### [Source passage]
===============
# Favorite upland game to hunt



## Size Matters (Dec 22, 2007)

I was wondering what your favorite upland game bird is to hunt?


----------



## luv2fsh&hnt (Sep 22, 2007)

My favorite to eat is chukars with pheasant a close second but the sage grouse holds an allure for me that no other upland bird does. after that turkeys because of the challenge they represent. but I love them all!


----------



## richard rouleau (Apr 12, 2008)

dove quail chucker phesant grouse. but dove will be #1 on my list it get me ready for duck season


----------



## FootinUT (Jul 9, 2010)

Pheasants will probably always be my favorite to hunt. Huns are quite a bit of fun though... I'll enjoy hunting any upland as long as I'm not in the office, and my dog is having fun.


----------



## wyogoob (Sep 7, 2007)

White-tailed Ptarmigan. 

I don't kill any anymore it seems like, but I still go. Going again this year.


----------



## Windage (Mar 11, 2010)

I like gettin after ruffed grouse.


----------



## xxxxxxBirdDogger (Mar 7, 2008)

1. Pheasants
2. Sharpies
3. Prairie Chickens
4. Huns
5. Ruffies
6. Blues
7. Turkeys
8. Chukars
9. Sage Grouse
10. Doves
11. Rabbits

I think that's the order I'd choose. :? I've had permits for snow**** and ptarmigan but never harvested either, so I guess they don't make the list of favorites.


----------



## stillhunterman (Feb 15, 2009)

Probably pheasants, with doves a close second...I think!


----------



## broncbuster (Jul 22, 2009)

My favorite to hunt is a Twin Breasted Matress Thrasher with a blunt object.


----------



## Size Matters (Dec 22, 2007)

Hey Bronc buster do you ever get any? :mrgreen: my favorites are phesant-Blues-sagehens-chuckars.


----------



## Donttreadonme (Sep 11, 2007)

Pheasants always have been and always be my favorite. If I could hunt them like I did in the early 90's here in Cache Valley, I don't know that I would worry about hunting anything else, but sadly those days are gone. I love forest grouse as well though and have quite enjoyed Sandhill Crane hunting the last few seasons. I actually have a tag this year and think it will be even funner now that I will be pulling the trigger.


----------



## broncbuster (Jul 22, 2009)

Size Matters said:


> Hey Bronc buster do you ever get any? :mrgreen: my favorites are phesant-Blues-sagehens-chuckars.


Its hard to get a tag for them. But fun to chase anyways. _(O)_


----------



## duck jerky (Sep 8, 2007)

Pheasants and then doves, chukars and huns.


----------



## Bax* (Dec 14, 2008)

I like every hunt. Upland hunts are just so fun. Theres nothing like working a dog through thick undergrowth only to have a bird explode at your feet when you least expect it.
===============
### [Extracted information]

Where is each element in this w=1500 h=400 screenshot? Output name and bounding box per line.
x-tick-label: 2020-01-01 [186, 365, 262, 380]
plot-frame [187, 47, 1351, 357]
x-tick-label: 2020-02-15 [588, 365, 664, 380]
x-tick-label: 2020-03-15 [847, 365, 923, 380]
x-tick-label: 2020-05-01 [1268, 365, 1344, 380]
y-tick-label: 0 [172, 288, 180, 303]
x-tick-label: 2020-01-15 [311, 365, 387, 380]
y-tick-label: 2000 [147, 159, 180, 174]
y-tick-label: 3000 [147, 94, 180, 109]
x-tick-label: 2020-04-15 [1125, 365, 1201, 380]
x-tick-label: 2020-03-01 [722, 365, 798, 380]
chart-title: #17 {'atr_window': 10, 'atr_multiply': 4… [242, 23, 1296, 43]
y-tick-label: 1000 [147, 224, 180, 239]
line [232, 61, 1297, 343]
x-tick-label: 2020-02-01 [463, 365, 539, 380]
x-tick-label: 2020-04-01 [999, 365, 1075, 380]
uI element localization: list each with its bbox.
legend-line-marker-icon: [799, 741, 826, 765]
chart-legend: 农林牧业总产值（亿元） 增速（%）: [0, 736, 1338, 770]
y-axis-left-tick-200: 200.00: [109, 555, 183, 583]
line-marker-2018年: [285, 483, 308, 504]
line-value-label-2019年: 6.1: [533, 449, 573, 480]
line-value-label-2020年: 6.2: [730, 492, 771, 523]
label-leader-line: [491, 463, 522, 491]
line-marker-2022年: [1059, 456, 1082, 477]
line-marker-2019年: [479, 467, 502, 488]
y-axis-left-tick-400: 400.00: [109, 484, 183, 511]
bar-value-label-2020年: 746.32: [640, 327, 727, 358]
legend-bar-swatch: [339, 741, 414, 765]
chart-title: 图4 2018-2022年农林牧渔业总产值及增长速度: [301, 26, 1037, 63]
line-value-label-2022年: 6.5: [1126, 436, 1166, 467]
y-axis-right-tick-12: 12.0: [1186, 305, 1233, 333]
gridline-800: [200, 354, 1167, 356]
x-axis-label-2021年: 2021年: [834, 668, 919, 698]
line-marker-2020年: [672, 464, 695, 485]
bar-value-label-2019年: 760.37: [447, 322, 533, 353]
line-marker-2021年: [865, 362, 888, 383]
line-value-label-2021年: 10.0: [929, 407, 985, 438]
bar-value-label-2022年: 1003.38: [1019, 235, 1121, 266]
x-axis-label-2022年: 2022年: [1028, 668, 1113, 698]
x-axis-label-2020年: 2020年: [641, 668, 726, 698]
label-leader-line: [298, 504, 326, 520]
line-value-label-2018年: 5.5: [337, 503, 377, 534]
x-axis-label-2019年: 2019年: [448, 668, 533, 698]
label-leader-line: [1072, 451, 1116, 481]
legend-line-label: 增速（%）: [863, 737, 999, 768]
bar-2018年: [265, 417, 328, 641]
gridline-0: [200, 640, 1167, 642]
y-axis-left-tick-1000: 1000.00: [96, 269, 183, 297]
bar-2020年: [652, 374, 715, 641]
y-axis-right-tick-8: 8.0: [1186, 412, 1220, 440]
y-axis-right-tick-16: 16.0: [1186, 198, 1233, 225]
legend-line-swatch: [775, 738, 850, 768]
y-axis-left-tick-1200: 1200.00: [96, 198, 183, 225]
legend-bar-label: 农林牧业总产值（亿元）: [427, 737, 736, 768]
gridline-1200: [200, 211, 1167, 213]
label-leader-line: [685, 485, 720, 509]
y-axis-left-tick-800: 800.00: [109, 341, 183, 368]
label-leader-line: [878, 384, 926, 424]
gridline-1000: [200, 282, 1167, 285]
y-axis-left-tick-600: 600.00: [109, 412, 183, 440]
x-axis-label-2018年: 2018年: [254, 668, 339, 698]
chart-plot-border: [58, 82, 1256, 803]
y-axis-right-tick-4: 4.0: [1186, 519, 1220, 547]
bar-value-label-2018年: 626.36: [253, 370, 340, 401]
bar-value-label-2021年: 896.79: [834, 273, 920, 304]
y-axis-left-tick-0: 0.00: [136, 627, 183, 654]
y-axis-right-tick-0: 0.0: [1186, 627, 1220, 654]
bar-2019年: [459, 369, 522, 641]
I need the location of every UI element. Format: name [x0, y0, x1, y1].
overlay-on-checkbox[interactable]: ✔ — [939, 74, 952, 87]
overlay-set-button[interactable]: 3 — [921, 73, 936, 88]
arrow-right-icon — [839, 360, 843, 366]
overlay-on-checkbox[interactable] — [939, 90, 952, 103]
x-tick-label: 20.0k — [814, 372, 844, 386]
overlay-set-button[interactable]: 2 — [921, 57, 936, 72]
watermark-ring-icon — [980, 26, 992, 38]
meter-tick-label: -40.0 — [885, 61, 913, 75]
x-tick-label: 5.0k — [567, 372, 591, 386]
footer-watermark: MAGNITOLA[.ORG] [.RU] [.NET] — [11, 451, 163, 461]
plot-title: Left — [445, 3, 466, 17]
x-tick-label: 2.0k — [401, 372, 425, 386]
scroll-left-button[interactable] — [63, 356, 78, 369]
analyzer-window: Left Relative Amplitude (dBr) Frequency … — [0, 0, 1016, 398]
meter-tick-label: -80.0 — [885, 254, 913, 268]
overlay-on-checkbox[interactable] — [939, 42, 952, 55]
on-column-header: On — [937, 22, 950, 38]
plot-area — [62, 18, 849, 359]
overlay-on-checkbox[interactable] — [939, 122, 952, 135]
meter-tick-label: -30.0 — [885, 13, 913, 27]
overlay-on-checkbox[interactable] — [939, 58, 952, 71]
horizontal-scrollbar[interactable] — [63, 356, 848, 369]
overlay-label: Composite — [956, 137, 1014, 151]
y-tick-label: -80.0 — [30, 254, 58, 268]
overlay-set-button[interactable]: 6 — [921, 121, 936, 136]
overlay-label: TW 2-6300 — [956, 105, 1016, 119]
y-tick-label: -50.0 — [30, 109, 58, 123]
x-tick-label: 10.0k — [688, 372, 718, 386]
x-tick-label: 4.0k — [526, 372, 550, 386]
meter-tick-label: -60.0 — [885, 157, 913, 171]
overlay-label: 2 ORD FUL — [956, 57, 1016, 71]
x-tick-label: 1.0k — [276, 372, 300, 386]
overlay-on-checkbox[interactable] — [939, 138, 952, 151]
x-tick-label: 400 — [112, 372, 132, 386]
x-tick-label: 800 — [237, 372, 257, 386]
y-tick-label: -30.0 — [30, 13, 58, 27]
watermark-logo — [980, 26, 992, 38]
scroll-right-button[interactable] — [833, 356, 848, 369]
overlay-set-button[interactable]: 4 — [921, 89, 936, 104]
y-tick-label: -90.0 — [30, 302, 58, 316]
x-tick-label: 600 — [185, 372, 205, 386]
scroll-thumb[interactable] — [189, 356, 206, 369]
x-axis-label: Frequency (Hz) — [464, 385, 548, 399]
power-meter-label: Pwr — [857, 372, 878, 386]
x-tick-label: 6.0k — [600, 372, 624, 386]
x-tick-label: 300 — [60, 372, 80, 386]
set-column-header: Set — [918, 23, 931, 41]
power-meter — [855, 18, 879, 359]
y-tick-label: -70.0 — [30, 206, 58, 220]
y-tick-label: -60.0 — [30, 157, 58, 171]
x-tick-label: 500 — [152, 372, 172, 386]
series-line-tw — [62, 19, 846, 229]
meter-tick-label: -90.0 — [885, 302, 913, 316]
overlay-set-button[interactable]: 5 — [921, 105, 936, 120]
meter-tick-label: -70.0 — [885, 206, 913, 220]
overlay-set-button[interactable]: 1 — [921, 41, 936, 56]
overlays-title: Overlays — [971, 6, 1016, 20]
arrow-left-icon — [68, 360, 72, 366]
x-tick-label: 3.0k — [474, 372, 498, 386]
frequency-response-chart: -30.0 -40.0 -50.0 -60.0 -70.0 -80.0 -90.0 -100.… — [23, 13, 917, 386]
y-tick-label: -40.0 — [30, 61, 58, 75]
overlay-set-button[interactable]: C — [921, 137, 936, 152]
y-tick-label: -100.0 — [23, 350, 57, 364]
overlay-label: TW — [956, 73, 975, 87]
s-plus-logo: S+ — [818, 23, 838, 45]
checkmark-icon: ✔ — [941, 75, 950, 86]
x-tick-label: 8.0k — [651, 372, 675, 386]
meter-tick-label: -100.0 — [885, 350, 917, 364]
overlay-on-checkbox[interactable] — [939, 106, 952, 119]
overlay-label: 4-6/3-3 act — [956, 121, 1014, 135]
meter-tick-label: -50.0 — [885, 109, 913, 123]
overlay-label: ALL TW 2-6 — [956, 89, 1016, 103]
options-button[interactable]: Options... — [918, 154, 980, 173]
===============
### [Tasks and exercises]
a – In the upland hunting thread, why does the poster with the eleven-item ranking leave ptarmigan off that list? Answer in one to three sentences.
b – Please pick up the upland hunting thread after its final post and continue it.
The entries are separate from the upland hunting thread.

### [Exercise answers]
a – The poster has had permits for ptarmigan but has never harvested one. For that reason, the poster decided ptarmigan don't make the list of favorites.

b –
Upland is so fun because it is so diverse. You can be in a wooded area, marsh land, and deserts and find all sorts of birds that are delicious. 

Just starting to understand the chuckar behavior (have lots to learn though), but that hunt is quickly becoming a favorite. Someday I may need to hit you guys up and ask to tag along to learn some more, but what a riot!


----------



## billybob (Oct 27, 2008)

Blues, first and foremost. Sharpies over man's best friend is a close second though.


----------



## tigerpincer (Dec 5, 2009)

For anyone that doesnt have much access to private land I dont know how anything could come ahead of the Chukar. Most of the places I find Chukar are public lands. Please tell me what other game animal you can say that about? Cept perhaps forest grouse n they are just to dumb to be # 1. Chukars are very challenging, they fly hard, they make your dog really work and they are the best eating of all upland game in my opinion.

That said I have allways loved the sound of a rooster cackling as he flushes under my feet and the way your dog may have to track one down for half a mile before the bird holds up and lets you close enough for a good point and flush. 

This past May was my first year Turkey hunting and I will be a devoted Turkey for the rest of my life. I absolutely loved it. Happy to say I closed the deal my first year in the game.

I look forward to the dove opener each year. They are a ton of fun to shoot and bbq up real nice.

After that sharptail & sage grouse are a hoot to shoot. Even though I have done very little hunting for these two birds I look forward to hitting em hard this year in Utah, Wyoming and Idaho.

Huns are fun but to inconsistent for me to develop much attachment.

Forest grouse are great eating and a nice change of pace. I do enjoy the challenge of trying to knock down a ruffed with limited shooting lanes.

I have never hunted quail but I can tell I would love to. I do really enjoy working my dogs on covey birds


----------



## firedawg (Dec 20, 2007)

Forest grouse for sure.....blues and ruffs.......then chuckars.....Im excited to get the dogs on em soon


----------



## mikevanwilder (Nov 11, 2008)

When it comes to upland game I'm alittle inexperienced, I hunt pheasants and shoot the occational quail. I shoot rabbits alot but the rest I have never hunted and the pheasants are getting far a few to really enjoy it. But i would still say pheasants because it was the first hunt I was able to do with my dad and thats what I enjoy most about it.


----------



## wyogoob (Sep 7, 2007)

Size Matters said:


> I was wondering what your favorite upland game bird is to hunt?


Hey are you asking about all upland game or just upland gamebirds?

If it's all upland game my favorite is Fox Squirrel with a .22 rifle. If you're asking about birds only I'll stick with my original answer, ptarmigan.


----------



## Bax* (Dec 14, 2008)

Hey Goob, do you eat those squirrels?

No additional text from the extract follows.